━━━━━ Source data

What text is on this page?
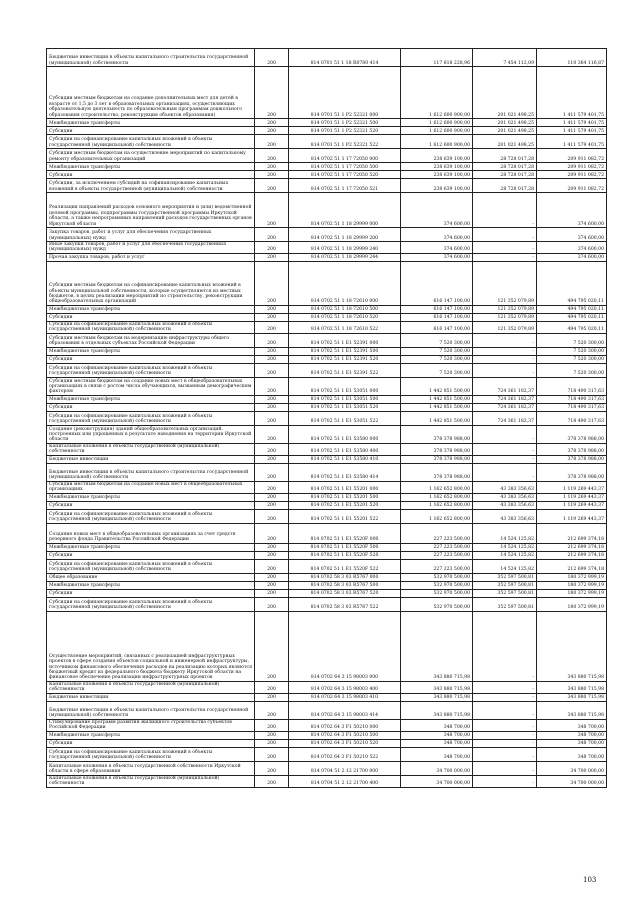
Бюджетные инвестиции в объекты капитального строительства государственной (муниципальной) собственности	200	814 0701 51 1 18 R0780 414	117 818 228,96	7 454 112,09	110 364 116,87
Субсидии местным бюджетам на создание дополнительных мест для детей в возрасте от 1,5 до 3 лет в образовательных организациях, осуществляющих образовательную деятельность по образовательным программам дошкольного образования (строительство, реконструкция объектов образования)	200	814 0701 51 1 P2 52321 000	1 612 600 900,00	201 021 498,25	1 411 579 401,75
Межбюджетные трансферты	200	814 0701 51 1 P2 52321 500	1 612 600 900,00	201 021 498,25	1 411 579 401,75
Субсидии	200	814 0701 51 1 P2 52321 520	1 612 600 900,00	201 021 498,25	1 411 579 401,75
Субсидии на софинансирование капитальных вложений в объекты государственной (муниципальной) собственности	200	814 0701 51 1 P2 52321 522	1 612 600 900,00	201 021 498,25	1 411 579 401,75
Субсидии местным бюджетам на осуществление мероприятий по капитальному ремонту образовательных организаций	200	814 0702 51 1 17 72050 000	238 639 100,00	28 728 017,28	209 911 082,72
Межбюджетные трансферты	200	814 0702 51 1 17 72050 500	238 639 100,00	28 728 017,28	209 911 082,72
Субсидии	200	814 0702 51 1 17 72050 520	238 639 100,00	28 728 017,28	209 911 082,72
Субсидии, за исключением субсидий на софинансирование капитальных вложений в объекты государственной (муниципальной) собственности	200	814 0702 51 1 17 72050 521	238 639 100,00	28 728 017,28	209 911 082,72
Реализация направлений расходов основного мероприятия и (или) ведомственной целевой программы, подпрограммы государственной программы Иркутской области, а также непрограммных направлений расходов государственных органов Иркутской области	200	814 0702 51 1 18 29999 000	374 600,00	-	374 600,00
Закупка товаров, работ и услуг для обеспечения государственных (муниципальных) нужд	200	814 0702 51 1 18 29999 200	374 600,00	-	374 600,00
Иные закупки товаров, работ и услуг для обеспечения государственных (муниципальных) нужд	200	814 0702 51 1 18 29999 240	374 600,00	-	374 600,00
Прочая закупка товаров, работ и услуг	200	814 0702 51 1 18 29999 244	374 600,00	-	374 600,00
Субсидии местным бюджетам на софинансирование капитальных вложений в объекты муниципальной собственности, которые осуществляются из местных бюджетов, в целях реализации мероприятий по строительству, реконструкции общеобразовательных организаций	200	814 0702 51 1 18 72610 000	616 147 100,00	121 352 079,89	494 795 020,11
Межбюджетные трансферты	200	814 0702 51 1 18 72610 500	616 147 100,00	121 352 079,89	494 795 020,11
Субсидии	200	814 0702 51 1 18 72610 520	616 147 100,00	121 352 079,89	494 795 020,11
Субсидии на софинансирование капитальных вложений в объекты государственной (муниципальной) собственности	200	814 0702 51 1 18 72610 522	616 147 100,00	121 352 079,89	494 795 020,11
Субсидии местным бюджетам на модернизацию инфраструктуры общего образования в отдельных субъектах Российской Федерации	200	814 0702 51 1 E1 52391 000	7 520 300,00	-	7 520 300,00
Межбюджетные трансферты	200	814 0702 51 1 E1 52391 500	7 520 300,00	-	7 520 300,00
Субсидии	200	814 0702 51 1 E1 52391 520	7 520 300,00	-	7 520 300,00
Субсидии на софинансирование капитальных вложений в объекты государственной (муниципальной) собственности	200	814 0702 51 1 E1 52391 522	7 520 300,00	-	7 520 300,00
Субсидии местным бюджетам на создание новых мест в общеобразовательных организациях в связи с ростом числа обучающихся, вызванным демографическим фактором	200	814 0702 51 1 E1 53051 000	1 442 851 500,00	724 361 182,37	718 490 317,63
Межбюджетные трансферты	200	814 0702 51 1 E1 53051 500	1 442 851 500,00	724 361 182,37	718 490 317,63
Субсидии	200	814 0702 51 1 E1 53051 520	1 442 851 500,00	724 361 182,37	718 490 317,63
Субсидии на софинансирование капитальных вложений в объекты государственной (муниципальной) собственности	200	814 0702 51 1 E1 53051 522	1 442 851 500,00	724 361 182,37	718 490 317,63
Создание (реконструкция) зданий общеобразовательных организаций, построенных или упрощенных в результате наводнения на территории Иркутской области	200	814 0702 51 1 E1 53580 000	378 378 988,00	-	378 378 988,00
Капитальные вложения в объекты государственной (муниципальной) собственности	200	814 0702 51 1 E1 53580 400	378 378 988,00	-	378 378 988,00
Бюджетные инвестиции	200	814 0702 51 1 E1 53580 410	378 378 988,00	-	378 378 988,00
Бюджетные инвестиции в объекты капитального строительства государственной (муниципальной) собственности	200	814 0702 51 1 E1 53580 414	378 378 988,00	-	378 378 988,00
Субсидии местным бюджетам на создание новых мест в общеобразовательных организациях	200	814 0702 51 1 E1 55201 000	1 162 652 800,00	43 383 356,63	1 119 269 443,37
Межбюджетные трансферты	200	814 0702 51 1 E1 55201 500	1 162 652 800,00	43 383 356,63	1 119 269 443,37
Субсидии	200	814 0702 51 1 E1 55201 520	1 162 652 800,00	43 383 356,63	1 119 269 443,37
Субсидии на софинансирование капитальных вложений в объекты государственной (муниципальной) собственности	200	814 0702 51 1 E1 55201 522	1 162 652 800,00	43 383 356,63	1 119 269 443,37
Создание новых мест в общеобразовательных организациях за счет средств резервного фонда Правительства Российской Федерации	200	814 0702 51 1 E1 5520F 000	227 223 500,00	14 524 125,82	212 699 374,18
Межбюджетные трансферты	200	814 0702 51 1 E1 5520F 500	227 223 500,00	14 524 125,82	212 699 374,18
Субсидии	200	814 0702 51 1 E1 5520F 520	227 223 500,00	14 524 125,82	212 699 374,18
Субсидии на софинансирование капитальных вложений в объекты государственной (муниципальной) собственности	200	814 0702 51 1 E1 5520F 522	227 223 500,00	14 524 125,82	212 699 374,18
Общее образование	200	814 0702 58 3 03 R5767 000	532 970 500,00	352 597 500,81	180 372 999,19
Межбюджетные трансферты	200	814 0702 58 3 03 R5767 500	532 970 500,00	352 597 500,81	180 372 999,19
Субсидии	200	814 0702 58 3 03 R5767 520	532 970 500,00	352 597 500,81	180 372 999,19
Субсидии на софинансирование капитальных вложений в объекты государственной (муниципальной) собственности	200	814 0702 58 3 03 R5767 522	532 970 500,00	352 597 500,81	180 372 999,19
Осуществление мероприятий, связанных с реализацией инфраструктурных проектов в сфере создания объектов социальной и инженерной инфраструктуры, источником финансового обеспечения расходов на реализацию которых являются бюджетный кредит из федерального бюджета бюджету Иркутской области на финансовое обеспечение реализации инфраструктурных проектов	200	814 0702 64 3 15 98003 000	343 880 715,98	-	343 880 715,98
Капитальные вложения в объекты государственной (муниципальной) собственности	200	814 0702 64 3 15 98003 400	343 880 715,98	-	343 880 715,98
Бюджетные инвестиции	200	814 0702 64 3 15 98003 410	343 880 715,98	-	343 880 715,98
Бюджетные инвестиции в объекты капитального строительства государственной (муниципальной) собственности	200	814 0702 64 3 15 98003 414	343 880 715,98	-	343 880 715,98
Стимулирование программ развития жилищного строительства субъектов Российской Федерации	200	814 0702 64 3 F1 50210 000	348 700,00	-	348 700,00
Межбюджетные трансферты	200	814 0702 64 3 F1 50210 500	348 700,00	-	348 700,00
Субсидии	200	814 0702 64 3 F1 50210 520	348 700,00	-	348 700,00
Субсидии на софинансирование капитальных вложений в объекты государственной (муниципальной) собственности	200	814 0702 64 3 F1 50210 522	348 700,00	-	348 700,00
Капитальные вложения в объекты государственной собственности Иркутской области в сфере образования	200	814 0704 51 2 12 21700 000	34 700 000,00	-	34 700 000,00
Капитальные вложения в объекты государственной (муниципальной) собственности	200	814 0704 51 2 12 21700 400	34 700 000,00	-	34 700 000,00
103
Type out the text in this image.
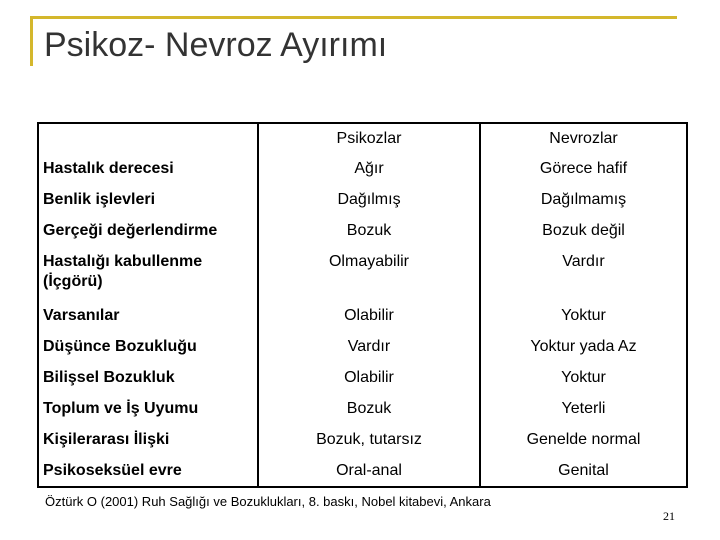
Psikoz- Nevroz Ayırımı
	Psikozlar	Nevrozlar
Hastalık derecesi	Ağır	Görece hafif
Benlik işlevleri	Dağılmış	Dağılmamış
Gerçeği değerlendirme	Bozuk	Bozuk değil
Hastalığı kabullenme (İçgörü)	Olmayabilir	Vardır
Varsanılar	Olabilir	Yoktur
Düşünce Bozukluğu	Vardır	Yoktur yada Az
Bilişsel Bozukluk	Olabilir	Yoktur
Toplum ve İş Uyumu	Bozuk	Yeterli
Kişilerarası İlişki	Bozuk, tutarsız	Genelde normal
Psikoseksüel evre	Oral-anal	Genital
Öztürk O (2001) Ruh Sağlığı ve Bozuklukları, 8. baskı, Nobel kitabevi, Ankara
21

━━━━━━━━━━
━━━━━ Source data

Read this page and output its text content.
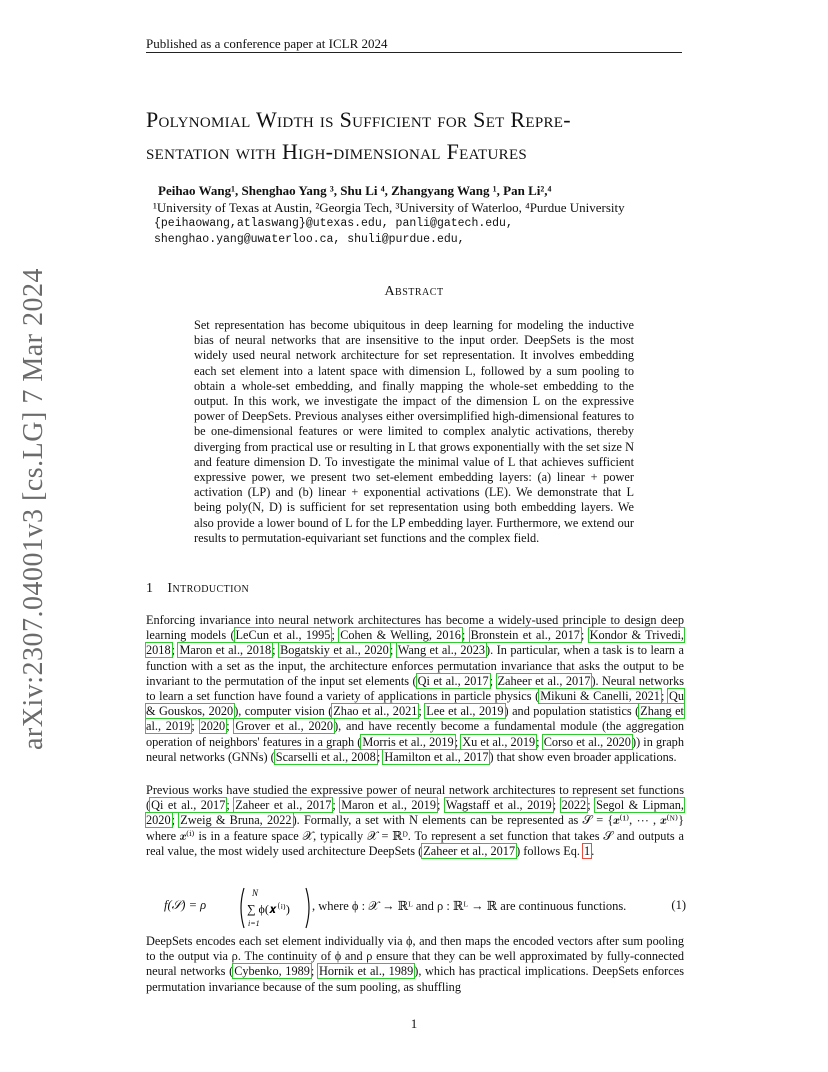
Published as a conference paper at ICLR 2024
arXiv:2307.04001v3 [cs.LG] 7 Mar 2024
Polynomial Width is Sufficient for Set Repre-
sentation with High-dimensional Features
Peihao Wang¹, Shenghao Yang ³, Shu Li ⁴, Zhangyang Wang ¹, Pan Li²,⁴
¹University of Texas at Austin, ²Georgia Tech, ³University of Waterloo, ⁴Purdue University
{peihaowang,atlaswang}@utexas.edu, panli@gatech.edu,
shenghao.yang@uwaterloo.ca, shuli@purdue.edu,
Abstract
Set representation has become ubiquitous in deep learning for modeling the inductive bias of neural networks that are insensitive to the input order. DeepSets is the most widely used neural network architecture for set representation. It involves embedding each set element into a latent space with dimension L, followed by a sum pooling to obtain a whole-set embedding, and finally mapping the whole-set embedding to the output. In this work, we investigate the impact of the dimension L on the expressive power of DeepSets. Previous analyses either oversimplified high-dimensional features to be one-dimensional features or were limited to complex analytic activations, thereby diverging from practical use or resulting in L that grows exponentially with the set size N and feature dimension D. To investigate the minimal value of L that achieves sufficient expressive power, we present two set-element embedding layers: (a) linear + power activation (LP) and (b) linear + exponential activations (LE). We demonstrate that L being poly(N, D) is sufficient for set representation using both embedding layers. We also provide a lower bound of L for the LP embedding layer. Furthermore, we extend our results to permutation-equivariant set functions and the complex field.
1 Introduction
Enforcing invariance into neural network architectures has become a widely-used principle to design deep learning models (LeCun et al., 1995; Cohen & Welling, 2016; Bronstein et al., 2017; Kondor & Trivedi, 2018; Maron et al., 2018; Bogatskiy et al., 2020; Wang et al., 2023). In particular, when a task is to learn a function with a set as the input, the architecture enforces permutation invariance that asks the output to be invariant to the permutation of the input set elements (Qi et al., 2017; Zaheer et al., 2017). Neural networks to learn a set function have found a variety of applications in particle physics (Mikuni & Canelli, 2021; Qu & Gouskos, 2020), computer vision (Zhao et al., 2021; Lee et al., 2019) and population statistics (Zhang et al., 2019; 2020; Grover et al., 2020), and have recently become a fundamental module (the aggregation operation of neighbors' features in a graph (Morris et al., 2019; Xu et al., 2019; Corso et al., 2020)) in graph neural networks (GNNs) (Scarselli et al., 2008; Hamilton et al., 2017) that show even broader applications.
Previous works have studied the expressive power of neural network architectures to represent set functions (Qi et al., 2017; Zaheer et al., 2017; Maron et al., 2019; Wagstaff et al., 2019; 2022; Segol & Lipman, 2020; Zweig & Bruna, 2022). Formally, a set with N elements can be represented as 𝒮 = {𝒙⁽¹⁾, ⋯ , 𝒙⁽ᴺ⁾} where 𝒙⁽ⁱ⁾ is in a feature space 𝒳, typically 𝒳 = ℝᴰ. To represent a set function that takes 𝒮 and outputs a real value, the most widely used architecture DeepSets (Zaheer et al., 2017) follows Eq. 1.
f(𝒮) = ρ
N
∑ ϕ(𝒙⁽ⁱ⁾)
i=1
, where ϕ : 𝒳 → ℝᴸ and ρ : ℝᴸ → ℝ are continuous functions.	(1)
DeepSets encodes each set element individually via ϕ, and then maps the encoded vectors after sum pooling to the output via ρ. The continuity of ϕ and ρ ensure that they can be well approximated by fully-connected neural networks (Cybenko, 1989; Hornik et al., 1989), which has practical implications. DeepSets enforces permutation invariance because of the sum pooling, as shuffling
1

━━━━━━━━━━

◆ Problem description: Report every line in the data above in which the word "page" appears.

◆ Output for this task:
What text is on this page?
Read this page and output its text content.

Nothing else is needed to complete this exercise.